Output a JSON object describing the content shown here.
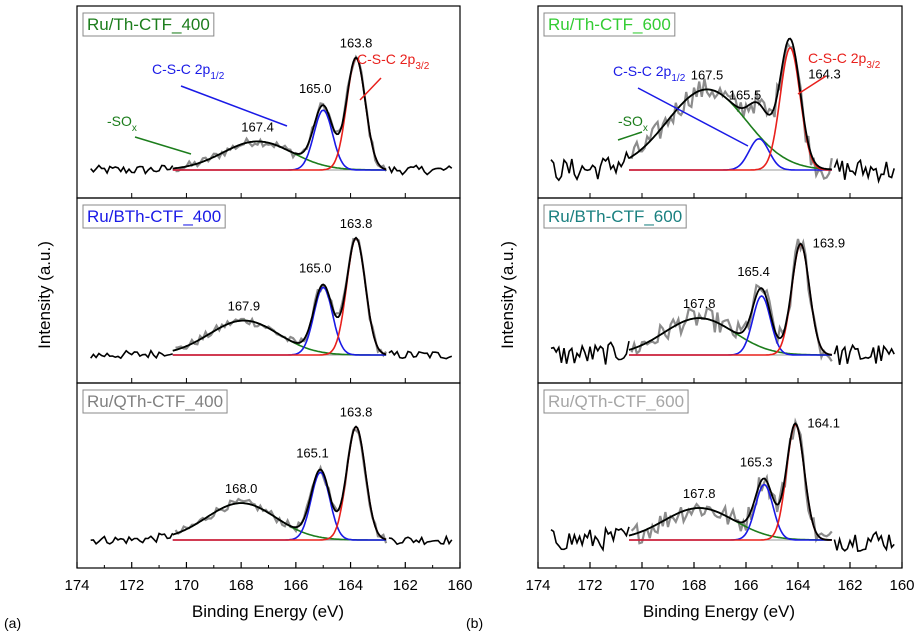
{
  "figure": {
    "panel_labels": [
      "(a)",
      "(b)"
    ],
    "xlabel": "Binding Energy (eV)",
    "ylabel": "Intensity (a.u.)",
    "xticks": [
      174,
      172,
      170,
      168,
      166,
      164,
      162,
      160
    ]
  },
  "colors": {
    "exp": "#8c8c8c",
    "envelope": "#000000",
    "p32": "#e8201c",
    "p12": "#1a1ae6",
    "sox": "#1c7d1c",
    "baseline": "#777777"
  },
  "chart_data": [
    {
      "type": "line",
      "title": "Ru/Th-CTF_400",
      "title_color": "#1c7d1c",
      "xlim": [
        174,
        160
      ],
      "peaks": {
        "p32": 163.8,
        "p12": 165.0,
        "sox": 167.4
      },
      "heights": {
        "p32": 0.86,
        "p12": 0.46,
        "sox": 0.22
      },
      "fwhm": {
        "p32": 0.8,
        "p12": 0.8,
        "sox": 3.0
      },
      "peak_labels": [
        "163.8",
        "165.0",
        "167.4"
      ],
      "annotations": {
        "p32": "C-S-C 2p",
        "p32_sub": "3/2",
        "p12": "C-S-C 2p",
        "p12_sub": "1/2",
        "sox": "-SO",
        "sox_sub": "x"
      }
    },
    {
      "type": "line",
      "title": "Ru/BTh-CTF_400",
      "title_color": "#1a1ae6",
      "xlim": [
        174,
        160
      ],
      "peaks": {
        "p32": 163.8,
        "p12": 165.0,
        "sox": 167.9
      },
      "heights": {
        "p32": 0.95,
        "p12": 0.55,
        "sox": 0.28
      },
      "fwhm": {
        "p32": 0.8,
        "p12": 0.8,
        "sox": 3.0
      },
      "peak_labels": [
        "163.8",
        "165.0",
        "167.9"
      ]
    },
    {
      "type": "line",
      "title": "Ru/QTh-CTF_400",
      "title_color": "#808080",
      "xlim": [
        174,
        160
      ],
      "peaks": {
        "p32": 163.8,
        "p12": 165.1,
        "sox": 168.0
      },
      "heights": {
        "p32": 0.92,
        "p12": 0.55,
        "sox": 0.3
      },
      "fwhm": {
        "p32": 0.8,
        "p12": 0.8,
        "sox": 3.0
      },
      "peak_labels": [
        "163.8",
        "165.1",
        "168.0"
      ]
    },
    {
      "type": "line",
      "title": "Ru/Th-CTF_600",
      "title_color": "#33cc33",
      "xlim": [
        174,
        160
      ],
      "peaks": {
        "p32": 164.3,
        "p12": 165.5,
        "sox": 167.5
      },
      "heights": {
        "p32": 0.94,
        "p12": 0.24,
        "sox": 0.62
      },
      "fwhm": {
        "p32": 0.9,
        "p12": 0.9,
        "sox": 3.6
      },
      "peak_labels": [
        "164.3",
        "165.5",
        "167.5"
      ],
      "annotations": {
        "p32": "C-S-C 2p",
        "p32_sub": "3/2",
        "p12": "C-S-C 2p",
        "p12_sub": "1/2",
        "sox": "-SO",
        "sox_sub": "x"
      }
    },
    {
      "type": "line",
      "title": "Ru/BTh-CTF_600",
      "title_color": "#1a8080",
      "xlim": [
        174,
        160
      ],
      "peaks": {
        "p32": 163.9,
        "p12": 165.4,
        "sox": 167.8
      },
      "heights": {
        "p32": 0.9,
        "p12": 0.48,
        "sox": 0.3
      },
      "fwhm": {
        "p32": 0.8,
        "p12": 0.8,
        "sox": 3.2
      },
      "peak_labels": [
        "163.9",
        "165.4",
        "167.8"
      ]
    },
    {
      "type": "line",
      "title": "Ru/QTh-CTF_600",
      "title_color": "#a6a6a6",
      "xlim": [
        174,
        160
      ],
      "peaks": {
        "p32": 164.1,
        "p12": 165.3,
        "sox": 167.8
      },
      "heights": {
        "p32": 0.94,
        "p12": 0.45,
        "sox": 0.26
      },
      "fwhm": {
        "p32": 0.8,
        "p12": 0.8,
        "sox": 3.2
      },
      "peak_labels": [
        "164.1",
        "165.3",
        "167.8"
      ]
    }
  ]
}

- [WORK TO BE COMPLETED]:
Repeat the records word for word. Any picture in them should be left out.

- [TASK OUTPUT]:
Output a JSON object describing the content shown here.
{
  "figure": {
    "panel_labels": [
      "(a)",
      "(b)"
    ],
    "xlabel": "Binding Energy (eV)",
    "ylabel": "Intensity (a.u.)",
    "xticks": [
      174,
      172,
      170,
      168,
      166,
      164,
      162,
      160
    ]
  },
  "colors": {
    "exp": "#8c8c8c",
    "envelope": "#000000",
    "p32": "#e8201c",
    "p12": "#1a1ae6",
    "sox": "#1c7d1c",
    "baseline": "#777777"
  },
  "chart_data": [
    {
      "type": "line",
      "title": "Ru/Th-CTF_400",
      "title_color": "#1c7d1c",
      "xlim": [
        174,
        160
      ],
      "peaks": {
        "p32": 163.8,
        "p12": 165.0,
        "sox": 167.4
      },
      "heights": {
        "p32": 0.86,
        "p12": 0.46,
        "sox": 0.22
      },
      "fwhm": {
        "p32": 0.8,
        "p12": 0.8,
        "sox": 3.0
      },
      "peak_labels": [
        "163.8",
        "165.0",
        "167.4"
      ],
      "annotations": {
        "p32": "C-S-C 2p",
        "p32_sub": "3/2",
        "p12": "C-S-C 2p",
        "p12_sub": "1/2",
        "sox": "-SO",
        "sox_sub": "x"
      }
    },
    {
      "type": "line",
      "title": "Ru/BTh-CTF_400",
      "title_color": "#1a1ae6",
      "xlim": [
        174,
        160
      ],
      "peaks": {
        "p32": 163.8,
        "p12": 165.0,
        "sox": 167.9
      },
      "heights": {
        "p32": 0.95,
        "p12": 0.55,
        "sox": 0.28
      },
      "fwhm": {
        "p32": 0.8,
        "p12": 0.8,
        "sox": 3.0
      },
      "peak_labels": [
        "163.8",
        "165.0",
        "167.9"
      ]
    },
    {
      "type": "line",
      "title": "Ru/QTh-CTF_400",
      "title_color": "#808080",
      "xlim": [
        174,
        160
      ],
      "peaks": {
        "p32": 163.8,
        "p12": 165.1,
        "sox": 168.0
      },
      "heights": {
        "p32": 0.92,
        "p12": 0.55,
        "sox": 0.3
      },
      "fwhm": {
        "p32": 0.8,
        "p12": 0.8,
        "sox": 3.0
      },
      "peak_labels": [
        "163.8",
        "165.1",
        "168.0"
      ]
    },
    {
      "type": "line",
      "title": "Ru/Th-CTF_600",
      "title_color": "#33cc33",
      "xlim": [
        174,
        160
      ],
      "peaks": {
        "p32": 164.3,
        "p12": 165.5,
        "sox": 167.5
      },
      "heights": {
        "p32": 0.94,
        "p12": 0.24,
        "sox": 0.62
      },
      "fwhm": {
        "p32": 0.9,
        "p12": 0.9,
        "sox": 3.6
      },
      "peak_labels": [
        "164.3",
        "165.5",
        "167.5"
      ],
      "annotations": {
        "p32": "C-S-C 2p",
        "p32_sub": "3/2",
        "p12": "C-S-C 2p",
        "p12_sub": "1/2",
        "sox": "-SO",
        "sox_sub": "x"
      }
    },
    {
      "type": "line",
      "title": "Ru/BTh-CTF_600",
      "title_color": "#1a8080",
      "xlim": [
        174,
        160
      ],
      "peaks": {
        "p32": 163.9,
        "p12": 165.4,
        "sox": 167.8
      },
      "heights": {
        "p32": 0.9,
        "p12": 0.48,
        "sox": 0.3
      },
      "fwhm": {
        "p32": 0.8,
        "p12": 0.8,
        "sox": 3.2
      },
      "peak_labels": [
        "163.9",
        "165.4",
        "167.8"
      ]
    },
    {
      "type": "line",
      "title": "Ru/QTh-CTF_600",
      "title_color": "#a6a6a6",
      "xlim": [
        174,
        160
      ],
      "peaks": {
        "p32": 164.1,
        "p12": 165.3,
        "sox": 167.8
      },
      "heights": {
        "p32": 0.94,
        "p12": 0.45,
        "sox": 0.26
      },
      "fwhm": {
        "p32": 0.8,
        "p12": 0.8,
        "sox": 3.2
      },
      "peak_labels": [
        "164.1",
        "165.3",
        "167.8"
      ]
    }
  ]
}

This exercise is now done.